* **Data extract**
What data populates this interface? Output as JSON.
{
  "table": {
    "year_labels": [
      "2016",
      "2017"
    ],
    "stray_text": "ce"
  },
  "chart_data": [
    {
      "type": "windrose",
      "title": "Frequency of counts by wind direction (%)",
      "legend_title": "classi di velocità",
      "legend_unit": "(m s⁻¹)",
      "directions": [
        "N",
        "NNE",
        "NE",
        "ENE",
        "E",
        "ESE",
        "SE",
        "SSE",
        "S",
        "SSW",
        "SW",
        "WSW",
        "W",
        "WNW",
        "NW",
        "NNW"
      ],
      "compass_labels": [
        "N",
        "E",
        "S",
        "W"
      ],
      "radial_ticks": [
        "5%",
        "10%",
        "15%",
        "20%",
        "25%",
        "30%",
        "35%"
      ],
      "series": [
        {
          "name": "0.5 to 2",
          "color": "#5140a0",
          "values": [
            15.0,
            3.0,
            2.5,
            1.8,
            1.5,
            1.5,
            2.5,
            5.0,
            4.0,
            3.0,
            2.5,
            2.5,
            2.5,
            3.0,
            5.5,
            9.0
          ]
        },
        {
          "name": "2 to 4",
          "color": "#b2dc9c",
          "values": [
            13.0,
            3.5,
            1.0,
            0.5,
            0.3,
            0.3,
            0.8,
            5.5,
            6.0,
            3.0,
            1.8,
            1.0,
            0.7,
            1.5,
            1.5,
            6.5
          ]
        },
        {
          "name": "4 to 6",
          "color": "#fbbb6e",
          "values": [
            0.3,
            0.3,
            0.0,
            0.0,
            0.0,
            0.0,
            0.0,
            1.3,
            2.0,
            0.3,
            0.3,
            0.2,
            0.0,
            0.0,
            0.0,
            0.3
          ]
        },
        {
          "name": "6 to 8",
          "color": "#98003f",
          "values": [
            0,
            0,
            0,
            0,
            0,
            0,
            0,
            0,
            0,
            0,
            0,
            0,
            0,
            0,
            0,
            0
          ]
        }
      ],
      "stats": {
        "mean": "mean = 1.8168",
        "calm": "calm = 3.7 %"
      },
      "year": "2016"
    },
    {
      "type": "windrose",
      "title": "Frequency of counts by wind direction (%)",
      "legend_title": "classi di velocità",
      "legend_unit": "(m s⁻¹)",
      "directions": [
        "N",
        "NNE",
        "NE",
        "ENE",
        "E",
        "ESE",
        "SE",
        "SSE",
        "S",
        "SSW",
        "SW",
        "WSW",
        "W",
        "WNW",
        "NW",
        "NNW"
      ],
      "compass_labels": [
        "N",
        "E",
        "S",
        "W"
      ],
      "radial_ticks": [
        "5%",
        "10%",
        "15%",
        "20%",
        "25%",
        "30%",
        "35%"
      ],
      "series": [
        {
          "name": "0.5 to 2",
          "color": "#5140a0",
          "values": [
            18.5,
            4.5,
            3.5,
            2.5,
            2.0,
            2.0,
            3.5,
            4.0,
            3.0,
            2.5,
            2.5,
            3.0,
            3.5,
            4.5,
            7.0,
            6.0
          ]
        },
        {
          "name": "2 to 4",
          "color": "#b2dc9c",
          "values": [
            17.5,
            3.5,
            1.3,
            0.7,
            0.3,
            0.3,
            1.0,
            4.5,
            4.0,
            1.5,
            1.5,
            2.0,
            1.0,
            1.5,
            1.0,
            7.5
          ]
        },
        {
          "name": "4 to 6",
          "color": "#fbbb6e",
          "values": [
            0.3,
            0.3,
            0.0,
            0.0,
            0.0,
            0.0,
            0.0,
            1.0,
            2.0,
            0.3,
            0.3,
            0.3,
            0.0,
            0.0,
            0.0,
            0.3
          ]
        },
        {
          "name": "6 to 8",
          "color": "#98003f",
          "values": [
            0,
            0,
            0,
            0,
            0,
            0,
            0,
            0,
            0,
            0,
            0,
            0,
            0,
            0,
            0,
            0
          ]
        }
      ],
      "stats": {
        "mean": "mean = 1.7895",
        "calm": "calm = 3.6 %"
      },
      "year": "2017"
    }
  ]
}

* **What is expected**
Produce an exact copy of every entry above.

* **Complete answer**
What data populates this interface? Output as JSON.
{
  "table": {
    "year_labels": [
      "2016",
      "2017"
    ],
    "stray_text": "ce"
  },
  "chart_data": [
    {
      "type": "windrose",
      "title": "Frequency of counts by wind direction (%)",
      "legend_title": "classi di velocità",
      "legend_unit": "(m s⁻¹)",
      "directions": [
        "N",
        "NNE",
        "NE",
        "ENE",
        "E",
        "ESE",
        "SE",
        "SSE",
        "S",
        "SSW",
        "SW",
        "WSW",
        "W",
        "WNW",
        "NW",
        "NNW"
      ],
      "compass_labels": [
        "N",
        "E",
        "S",
        "W"
      ],
      "radial_ticks": [
        "5%",
        "10%",
        "15%",
        "20%",
        "25%",
        "30%",
        "35%"
      ],
      "series": [
        {
          "name": "0.5 to 2",
          "color": "#5140a0",
          "values": [
            15.0,
            3.0,
            2.5,
            1.8,
            1.5,
            1.5,
            2.5,
            5.0,
            4.0,
            3.0,
            2.5,
            2.5,
            2.5,
            3.0,
            5.5,
            9.0
          ]
        },
        {
          "name": "2 to 4",
          "color": "#b2dc9c",
          "values": [
            13.0,
            3.5,
            1.0,
            0.5,
            0.3,
            0.3,
            0.8,
            5.5,
            6.0,
            3.0,
            1.8,
            1.0,
            0.7,
            1.5,
            1.5,
            6.5
          ]
        },
        {
          "name": "4 to 6",
          "color": "#fbbb6e",
          "values": [
            0.3,
            0.3,
            0.0,
            0.0,
            0.0,
            0.0,
            0.0,
            1.3,
            2.0,
            0.3,
            0.3,
            0.2,
            0.0,
            0.0,
            0.0,
            0.3
          ]
        },
        {
          "name": "6 to 8",
          "color": "#98003f",
          "values": [
            0,
            0,
            0,
            0,
            0,
            0,
            0,
            0,
            0,
            0,
            0,
            0,
            0,
            0,
            0,
            0
          ]
        }
      ],
      "stats": {
        "mean": "mean = 1.8168",
        "calm": "calm = 3.7 %"
      },
      "year": "2016"
    },
    {
      "type": "windrose",
      "title": "Frequency of counts by wind direction (%)",
      "legend_title": "classi di velocità",
      "legend_unit": "(m s⁻¹)",
      "directions": [
        "N",
        "NNE",
        "NE",
        "ENE",
        "E",
        "ESE",
        "SE",
        "SSE",
        "S",
        "SSW",
        "SW",
        "WSW",
        "W",
        "WNW",
        "NW",
        "NNW"
      ],
      "compass_labels": [
        "N",
        "E",
        "S",
        "W"
      ],
      "radial_ticks": [
        "5%",
        "10%",
        "15%",
        "20%",
        "25%",
        "30%",
        "35%"
      ],
      "series": [
        {
          "name": "0.5 to 2",
          "color": "#5140a0",
          "values": [
            18.5,
            4.5,
            3.5,
            2.5,
            2.0,
            2.0,
            3.5,
            4.0,
            3.0,
            2.5,
            2.5,
            3.0,
            3.5,
            4.5,
            7.0,
            6.0
          ]
        },
        {
          "name": "2 to 4",
          "color": "#b2dc9c",
          "values": [
            17.5,
            3.5,
            1.3,
            0.7,
            0.3,
            0.3,
            1.0,
            4.5,
            4.0,
            1.5,
            1.5,
            2.0,
            1.0,
            1.5,
            1.0,
            7.5
          ]
        },
        {
          "name": "4 to 6",
          "color": "#fbbb6e",
          "values": [
            0.3,
            0.3,
            0.0,
            0.0,
            0.0,
            0.0,
            0.0,
            1.0,
            2.0,
            0.3,
            0.3,
            0.3,
            0.0,
            0.0,
            0.0,
            0.3
          ]
        },
        {
          "name": "6 to 8",
          "color": "#98003f",
          "values": [
            0,
            0,
            0,
            0,
            0,
            0,
            0,
            0,
            0,
            0,
            0,
            0,
            0,
            0,
            0,
            0
          ]
        }
      ],
      "stats": {
        "mean": "mean = 1.7895",
        "calm": "calm = 3.6 %"
      },
      "year": "2017"
    }
  ]
}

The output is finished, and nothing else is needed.